▶ _TASK GOAL_
In the material below, find every line with "image" and pull it out.

Dataset listings of figures:

--------------------

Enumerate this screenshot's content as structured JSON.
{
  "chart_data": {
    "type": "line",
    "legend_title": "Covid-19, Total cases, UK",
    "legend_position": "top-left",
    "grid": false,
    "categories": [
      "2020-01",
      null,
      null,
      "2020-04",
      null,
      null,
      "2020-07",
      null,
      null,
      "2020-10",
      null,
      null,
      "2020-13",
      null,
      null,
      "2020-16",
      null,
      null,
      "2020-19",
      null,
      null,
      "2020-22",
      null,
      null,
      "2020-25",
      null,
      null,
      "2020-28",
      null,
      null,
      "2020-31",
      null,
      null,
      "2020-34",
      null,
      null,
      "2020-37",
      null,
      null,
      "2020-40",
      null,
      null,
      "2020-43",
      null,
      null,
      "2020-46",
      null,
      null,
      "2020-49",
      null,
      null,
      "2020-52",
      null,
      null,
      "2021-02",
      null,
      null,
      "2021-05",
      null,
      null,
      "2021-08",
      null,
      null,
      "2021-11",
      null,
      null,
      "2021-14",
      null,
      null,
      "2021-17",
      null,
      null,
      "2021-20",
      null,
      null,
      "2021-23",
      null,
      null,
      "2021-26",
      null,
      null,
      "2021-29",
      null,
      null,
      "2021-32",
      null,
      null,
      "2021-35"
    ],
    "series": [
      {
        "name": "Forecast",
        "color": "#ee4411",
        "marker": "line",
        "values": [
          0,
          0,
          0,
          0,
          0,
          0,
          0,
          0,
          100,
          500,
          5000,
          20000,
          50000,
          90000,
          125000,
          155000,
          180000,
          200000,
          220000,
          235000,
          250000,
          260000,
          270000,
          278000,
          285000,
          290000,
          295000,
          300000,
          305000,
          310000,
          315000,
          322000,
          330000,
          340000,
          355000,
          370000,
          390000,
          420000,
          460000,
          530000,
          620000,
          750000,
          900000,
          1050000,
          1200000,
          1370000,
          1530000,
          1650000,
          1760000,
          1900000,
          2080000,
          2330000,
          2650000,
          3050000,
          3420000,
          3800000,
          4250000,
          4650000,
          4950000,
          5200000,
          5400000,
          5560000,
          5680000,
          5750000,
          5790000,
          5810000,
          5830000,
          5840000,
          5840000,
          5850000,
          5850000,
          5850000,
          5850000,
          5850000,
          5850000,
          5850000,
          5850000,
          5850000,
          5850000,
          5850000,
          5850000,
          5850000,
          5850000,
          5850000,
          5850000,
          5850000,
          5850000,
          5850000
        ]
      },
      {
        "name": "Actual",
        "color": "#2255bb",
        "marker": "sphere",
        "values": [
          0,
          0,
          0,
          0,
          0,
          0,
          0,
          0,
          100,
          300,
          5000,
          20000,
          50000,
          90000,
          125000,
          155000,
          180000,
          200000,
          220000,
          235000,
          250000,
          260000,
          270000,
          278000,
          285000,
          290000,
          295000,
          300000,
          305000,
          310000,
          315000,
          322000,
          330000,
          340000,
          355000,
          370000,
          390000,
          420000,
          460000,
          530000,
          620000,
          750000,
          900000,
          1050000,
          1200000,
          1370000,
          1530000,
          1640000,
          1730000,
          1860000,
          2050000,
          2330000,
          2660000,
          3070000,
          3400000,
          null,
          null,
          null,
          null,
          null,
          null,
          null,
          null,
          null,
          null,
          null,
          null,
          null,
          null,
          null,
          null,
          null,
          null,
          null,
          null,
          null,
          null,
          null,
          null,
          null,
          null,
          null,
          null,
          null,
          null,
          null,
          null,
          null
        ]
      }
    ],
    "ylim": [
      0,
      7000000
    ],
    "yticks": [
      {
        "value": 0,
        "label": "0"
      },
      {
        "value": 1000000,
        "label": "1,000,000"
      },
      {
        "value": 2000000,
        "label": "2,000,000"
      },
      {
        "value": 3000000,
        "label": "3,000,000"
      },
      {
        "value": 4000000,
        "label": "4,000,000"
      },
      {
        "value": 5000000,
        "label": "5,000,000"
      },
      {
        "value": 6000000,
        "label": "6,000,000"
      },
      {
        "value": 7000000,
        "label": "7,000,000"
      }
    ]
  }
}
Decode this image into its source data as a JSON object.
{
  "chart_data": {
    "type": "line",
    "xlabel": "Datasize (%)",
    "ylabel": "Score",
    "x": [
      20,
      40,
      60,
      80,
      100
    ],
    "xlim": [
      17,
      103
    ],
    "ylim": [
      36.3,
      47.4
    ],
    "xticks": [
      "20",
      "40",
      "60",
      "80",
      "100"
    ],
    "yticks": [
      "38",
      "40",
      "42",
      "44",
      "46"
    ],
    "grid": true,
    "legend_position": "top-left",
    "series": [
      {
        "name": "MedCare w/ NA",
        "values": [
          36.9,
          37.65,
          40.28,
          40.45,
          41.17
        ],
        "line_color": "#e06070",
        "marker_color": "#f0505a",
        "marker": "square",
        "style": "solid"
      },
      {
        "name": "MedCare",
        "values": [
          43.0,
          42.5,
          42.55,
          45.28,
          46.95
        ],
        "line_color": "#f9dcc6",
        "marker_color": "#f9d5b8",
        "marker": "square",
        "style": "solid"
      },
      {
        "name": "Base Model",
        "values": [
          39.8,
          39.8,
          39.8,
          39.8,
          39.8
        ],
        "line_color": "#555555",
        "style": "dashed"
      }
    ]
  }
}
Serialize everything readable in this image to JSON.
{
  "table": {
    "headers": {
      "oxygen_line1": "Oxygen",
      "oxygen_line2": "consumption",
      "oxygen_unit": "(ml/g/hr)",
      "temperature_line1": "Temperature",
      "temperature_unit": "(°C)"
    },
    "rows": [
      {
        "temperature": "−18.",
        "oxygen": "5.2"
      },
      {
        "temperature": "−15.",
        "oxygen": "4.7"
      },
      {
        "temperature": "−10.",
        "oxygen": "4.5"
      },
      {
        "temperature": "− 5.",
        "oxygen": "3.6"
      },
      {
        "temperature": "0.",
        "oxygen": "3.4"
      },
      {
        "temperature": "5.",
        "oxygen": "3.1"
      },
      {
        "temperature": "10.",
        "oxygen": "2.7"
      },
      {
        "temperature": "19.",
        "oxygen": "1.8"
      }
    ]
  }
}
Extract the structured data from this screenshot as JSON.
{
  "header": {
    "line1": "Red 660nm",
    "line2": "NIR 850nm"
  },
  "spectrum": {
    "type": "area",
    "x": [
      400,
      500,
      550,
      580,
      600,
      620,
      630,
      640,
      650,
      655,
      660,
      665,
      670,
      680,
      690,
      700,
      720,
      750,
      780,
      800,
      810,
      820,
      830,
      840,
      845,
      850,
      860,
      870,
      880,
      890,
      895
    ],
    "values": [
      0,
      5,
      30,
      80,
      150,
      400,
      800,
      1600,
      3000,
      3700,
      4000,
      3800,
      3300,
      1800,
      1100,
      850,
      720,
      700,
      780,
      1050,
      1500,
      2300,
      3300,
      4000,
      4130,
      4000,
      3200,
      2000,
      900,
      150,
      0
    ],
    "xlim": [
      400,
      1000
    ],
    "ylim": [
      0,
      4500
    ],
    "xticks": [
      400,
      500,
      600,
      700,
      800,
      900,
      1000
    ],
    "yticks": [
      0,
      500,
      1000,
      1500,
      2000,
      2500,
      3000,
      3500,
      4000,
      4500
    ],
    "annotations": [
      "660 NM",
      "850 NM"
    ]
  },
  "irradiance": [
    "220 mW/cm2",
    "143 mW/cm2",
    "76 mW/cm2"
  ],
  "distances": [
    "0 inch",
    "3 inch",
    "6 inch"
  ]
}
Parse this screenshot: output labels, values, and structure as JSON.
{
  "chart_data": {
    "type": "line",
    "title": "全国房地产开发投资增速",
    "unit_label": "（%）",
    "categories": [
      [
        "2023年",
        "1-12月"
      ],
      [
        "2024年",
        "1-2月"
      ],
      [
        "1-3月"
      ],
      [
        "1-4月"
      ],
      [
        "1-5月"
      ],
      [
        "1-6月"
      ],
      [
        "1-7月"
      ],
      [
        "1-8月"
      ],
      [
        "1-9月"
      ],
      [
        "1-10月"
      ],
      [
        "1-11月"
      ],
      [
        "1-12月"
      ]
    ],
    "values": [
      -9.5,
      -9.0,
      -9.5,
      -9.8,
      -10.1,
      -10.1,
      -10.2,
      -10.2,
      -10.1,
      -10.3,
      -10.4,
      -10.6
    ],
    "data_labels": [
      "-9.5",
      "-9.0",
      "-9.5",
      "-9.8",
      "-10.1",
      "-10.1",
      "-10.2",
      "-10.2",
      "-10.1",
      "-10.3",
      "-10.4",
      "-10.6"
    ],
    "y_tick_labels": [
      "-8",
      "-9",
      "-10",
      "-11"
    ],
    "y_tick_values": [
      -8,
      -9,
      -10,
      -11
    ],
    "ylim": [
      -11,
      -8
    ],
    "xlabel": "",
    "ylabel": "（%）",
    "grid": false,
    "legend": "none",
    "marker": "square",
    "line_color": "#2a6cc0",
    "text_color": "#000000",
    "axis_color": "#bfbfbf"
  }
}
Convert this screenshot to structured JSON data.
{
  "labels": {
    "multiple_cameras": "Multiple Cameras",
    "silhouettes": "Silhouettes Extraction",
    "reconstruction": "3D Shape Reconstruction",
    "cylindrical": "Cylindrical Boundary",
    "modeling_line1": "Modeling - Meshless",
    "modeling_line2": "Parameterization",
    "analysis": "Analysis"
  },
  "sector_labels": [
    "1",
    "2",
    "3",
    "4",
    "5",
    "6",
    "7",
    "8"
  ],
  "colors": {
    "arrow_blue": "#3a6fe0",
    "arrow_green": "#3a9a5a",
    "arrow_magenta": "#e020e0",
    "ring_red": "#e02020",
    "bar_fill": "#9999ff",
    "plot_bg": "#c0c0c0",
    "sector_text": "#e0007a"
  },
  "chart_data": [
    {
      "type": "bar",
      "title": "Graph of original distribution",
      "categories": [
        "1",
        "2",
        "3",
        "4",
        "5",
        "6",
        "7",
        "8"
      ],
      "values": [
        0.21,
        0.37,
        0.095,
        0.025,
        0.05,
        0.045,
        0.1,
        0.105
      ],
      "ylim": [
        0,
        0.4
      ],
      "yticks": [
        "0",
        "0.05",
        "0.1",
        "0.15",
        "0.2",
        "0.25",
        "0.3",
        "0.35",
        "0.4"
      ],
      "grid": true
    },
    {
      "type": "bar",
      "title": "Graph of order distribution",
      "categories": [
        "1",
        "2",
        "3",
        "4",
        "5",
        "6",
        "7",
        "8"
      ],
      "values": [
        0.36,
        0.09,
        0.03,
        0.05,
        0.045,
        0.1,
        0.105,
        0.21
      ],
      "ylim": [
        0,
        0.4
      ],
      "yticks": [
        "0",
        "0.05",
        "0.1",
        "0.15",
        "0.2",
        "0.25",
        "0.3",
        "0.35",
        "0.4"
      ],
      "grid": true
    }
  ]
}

--------------------

▶ _THE RESULT_
Decode this image into its source data as a JSON object.
Serialize everything readable in this image to JSON.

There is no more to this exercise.